> What you have to do
Take every line from the listing below that includes "arcmin" and copy it.
:: Recorded information ::
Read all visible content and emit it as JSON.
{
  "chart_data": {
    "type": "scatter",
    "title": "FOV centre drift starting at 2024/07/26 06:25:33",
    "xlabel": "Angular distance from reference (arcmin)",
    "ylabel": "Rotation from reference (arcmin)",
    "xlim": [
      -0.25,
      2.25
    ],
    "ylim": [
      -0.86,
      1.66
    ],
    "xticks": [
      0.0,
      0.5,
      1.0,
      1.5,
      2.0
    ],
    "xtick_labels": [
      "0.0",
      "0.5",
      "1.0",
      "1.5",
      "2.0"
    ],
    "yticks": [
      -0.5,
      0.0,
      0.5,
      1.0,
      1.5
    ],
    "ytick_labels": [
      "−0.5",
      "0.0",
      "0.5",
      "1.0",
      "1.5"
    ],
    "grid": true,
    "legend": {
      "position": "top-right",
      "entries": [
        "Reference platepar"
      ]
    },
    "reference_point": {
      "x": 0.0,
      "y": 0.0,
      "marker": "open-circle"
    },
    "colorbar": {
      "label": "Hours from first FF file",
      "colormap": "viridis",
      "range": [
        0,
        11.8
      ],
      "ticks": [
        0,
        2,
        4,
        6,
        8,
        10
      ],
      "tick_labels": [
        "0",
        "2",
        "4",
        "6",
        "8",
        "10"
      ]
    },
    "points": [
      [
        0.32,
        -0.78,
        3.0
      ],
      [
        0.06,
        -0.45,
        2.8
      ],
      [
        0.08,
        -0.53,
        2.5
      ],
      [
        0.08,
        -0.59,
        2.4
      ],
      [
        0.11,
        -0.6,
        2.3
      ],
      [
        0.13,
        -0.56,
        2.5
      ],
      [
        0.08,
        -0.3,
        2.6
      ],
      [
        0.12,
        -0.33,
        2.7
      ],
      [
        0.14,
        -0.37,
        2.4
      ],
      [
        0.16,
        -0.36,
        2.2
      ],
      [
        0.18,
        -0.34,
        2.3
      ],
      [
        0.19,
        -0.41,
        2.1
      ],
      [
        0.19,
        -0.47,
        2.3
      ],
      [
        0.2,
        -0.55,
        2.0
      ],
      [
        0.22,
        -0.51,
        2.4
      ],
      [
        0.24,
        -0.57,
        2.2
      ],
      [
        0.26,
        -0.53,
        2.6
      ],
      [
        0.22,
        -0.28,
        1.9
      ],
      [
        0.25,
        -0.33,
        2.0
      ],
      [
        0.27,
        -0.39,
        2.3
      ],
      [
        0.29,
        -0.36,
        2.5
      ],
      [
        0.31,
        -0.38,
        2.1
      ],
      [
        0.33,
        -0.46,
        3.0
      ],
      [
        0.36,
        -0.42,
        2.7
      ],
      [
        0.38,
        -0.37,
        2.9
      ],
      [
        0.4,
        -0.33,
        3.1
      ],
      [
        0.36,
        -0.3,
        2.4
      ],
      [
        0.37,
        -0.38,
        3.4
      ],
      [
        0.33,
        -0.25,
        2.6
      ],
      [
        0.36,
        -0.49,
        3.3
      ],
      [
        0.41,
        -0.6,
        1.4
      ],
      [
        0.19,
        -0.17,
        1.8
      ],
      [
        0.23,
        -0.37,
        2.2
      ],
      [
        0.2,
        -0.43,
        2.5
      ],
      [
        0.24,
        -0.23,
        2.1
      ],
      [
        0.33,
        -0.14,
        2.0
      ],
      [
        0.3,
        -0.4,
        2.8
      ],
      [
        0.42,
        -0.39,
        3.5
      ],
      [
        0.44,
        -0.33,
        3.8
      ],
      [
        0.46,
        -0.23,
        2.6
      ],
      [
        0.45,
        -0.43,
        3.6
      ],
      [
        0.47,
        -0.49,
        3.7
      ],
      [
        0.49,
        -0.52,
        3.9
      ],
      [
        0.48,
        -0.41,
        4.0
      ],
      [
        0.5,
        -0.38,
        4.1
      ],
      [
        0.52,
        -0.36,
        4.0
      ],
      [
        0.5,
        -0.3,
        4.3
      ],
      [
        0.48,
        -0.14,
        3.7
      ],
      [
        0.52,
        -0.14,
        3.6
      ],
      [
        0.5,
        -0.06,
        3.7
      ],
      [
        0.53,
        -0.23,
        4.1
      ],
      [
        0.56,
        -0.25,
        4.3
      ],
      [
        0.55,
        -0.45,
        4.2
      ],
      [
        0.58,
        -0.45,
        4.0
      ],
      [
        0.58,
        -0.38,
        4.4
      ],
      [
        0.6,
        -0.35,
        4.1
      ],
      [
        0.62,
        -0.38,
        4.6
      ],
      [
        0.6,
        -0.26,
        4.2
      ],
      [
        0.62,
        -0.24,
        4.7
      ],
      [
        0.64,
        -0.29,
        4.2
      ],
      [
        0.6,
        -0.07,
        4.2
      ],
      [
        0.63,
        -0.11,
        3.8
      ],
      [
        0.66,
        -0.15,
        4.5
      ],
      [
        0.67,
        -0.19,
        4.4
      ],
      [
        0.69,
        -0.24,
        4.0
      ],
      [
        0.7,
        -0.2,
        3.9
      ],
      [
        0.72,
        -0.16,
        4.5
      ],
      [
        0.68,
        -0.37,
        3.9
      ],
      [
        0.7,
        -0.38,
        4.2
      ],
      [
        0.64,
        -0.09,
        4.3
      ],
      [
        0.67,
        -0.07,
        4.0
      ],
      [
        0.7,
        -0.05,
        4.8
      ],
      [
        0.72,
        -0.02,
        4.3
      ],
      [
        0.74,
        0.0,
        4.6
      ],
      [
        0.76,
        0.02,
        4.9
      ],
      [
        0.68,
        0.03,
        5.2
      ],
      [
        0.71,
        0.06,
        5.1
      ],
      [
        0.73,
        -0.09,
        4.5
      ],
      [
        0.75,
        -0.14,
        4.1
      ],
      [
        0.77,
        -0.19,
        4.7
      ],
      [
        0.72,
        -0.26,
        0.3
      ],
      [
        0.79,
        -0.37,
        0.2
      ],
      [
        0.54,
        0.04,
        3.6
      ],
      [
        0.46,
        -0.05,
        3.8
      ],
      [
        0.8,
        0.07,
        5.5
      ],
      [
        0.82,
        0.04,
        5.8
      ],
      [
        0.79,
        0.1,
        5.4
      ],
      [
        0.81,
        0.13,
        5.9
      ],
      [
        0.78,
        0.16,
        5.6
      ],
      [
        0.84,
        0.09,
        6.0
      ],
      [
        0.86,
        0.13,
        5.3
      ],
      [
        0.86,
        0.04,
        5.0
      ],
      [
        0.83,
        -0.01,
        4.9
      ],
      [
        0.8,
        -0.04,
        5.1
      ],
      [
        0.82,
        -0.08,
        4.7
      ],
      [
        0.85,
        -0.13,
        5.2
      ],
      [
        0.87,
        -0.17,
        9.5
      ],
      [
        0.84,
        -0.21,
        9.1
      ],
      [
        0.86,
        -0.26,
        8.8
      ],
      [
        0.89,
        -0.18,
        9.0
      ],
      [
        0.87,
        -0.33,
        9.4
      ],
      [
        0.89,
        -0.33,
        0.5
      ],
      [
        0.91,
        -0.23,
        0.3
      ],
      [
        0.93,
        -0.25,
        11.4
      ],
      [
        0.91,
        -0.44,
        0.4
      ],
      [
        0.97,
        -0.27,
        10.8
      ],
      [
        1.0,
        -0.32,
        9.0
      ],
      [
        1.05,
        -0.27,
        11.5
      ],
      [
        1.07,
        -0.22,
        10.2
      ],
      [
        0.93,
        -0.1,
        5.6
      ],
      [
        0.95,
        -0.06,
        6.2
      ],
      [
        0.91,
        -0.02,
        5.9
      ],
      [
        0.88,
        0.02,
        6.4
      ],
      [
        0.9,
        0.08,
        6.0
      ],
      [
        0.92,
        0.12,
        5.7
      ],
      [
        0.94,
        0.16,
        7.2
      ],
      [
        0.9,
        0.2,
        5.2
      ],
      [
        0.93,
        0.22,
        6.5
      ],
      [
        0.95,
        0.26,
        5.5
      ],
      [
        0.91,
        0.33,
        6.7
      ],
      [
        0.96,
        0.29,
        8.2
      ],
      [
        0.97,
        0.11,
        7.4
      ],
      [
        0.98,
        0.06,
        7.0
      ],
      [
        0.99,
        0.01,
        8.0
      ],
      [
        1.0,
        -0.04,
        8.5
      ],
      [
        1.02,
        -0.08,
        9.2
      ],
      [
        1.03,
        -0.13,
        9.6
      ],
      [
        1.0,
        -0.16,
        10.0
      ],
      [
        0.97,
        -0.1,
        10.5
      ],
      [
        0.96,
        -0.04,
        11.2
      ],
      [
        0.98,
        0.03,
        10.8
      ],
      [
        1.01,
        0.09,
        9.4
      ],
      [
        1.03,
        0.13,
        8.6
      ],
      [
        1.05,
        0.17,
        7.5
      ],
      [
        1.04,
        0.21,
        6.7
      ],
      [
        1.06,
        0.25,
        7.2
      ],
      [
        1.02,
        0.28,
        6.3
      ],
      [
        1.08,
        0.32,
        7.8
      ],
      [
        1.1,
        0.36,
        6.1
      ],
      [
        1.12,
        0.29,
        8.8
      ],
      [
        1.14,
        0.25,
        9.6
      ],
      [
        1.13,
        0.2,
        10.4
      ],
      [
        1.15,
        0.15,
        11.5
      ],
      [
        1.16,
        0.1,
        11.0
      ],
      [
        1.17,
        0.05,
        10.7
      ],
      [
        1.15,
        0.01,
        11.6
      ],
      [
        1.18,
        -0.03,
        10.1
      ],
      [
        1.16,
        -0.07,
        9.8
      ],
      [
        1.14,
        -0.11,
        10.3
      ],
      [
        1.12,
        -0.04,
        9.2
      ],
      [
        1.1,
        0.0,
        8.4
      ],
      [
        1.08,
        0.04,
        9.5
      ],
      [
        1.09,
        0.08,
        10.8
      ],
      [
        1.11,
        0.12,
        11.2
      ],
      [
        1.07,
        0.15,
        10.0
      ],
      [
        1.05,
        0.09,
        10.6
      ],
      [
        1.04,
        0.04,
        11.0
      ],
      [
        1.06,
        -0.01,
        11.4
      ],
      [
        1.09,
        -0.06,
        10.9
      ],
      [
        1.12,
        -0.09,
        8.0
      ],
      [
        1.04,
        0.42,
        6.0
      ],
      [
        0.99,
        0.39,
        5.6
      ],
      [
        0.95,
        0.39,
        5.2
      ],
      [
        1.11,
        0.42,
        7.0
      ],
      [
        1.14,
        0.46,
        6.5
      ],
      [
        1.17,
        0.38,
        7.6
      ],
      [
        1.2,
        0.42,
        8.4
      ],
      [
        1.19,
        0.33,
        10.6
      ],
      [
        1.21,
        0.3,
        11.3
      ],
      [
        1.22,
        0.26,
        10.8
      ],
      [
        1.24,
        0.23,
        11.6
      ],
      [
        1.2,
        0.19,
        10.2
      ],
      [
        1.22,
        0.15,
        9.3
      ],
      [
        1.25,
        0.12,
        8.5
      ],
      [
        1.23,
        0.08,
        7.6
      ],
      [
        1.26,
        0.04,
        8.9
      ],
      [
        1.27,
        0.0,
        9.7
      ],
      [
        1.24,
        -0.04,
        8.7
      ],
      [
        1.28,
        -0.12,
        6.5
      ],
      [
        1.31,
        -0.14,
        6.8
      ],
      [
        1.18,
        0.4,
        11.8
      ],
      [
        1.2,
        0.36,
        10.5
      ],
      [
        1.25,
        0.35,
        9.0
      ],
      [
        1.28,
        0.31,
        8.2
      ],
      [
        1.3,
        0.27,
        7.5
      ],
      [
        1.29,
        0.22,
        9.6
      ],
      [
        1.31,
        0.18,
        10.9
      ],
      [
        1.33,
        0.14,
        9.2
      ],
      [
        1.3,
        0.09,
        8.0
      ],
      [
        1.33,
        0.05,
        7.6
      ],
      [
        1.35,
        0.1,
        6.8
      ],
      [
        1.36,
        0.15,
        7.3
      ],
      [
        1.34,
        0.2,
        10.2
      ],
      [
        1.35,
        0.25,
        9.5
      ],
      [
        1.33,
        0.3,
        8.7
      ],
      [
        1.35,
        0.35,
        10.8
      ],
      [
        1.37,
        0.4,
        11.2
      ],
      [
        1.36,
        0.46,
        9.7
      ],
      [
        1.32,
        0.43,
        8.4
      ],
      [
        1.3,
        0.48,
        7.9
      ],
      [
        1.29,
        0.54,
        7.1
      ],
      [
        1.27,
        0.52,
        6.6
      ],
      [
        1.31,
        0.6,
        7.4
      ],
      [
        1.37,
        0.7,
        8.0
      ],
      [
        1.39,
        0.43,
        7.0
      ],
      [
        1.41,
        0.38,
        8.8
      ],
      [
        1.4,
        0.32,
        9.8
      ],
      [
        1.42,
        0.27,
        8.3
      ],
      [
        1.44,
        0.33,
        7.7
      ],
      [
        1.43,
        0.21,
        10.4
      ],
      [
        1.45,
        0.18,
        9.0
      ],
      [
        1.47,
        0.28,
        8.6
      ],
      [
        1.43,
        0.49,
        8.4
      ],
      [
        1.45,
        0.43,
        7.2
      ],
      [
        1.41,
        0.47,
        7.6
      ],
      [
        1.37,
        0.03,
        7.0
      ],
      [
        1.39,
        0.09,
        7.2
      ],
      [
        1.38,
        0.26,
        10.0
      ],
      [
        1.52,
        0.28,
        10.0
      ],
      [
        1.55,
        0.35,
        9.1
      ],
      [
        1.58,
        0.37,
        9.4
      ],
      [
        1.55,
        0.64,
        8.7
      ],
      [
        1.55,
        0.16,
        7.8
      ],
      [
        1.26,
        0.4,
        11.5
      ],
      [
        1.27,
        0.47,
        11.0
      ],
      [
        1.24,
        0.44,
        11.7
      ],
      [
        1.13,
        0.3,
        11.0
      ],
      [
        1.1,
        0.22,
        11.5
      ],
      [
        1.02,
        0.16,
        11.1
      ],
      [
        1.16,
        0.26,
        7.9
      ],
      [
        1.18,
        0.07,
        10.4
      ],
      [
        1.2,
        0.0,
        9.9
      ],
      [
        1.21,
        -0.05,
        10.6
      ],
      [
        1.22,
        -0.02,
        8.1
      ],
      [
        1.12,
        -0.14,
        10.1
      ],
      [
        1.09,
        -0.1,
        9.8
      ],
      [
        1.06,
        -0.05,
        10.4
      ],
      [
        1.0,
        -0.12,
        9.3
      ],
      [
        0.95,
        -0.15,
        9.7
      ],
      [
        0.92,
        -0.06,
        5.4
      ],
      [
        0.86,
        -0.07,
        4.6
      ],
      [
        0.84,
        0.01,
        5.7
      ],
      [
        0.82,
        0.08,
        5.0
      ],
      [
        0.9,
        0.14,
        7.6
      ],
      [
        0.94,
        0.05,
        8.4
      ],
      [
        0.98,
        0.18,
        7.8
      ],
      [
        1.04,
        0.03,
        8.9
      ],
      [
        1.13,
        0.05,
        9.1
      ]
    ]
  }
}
:::
> Answer to the problem
    "xlabel": "Angular distance from reference (arcmin)",
    "ylabel": "Rotation from reference (arcmin)",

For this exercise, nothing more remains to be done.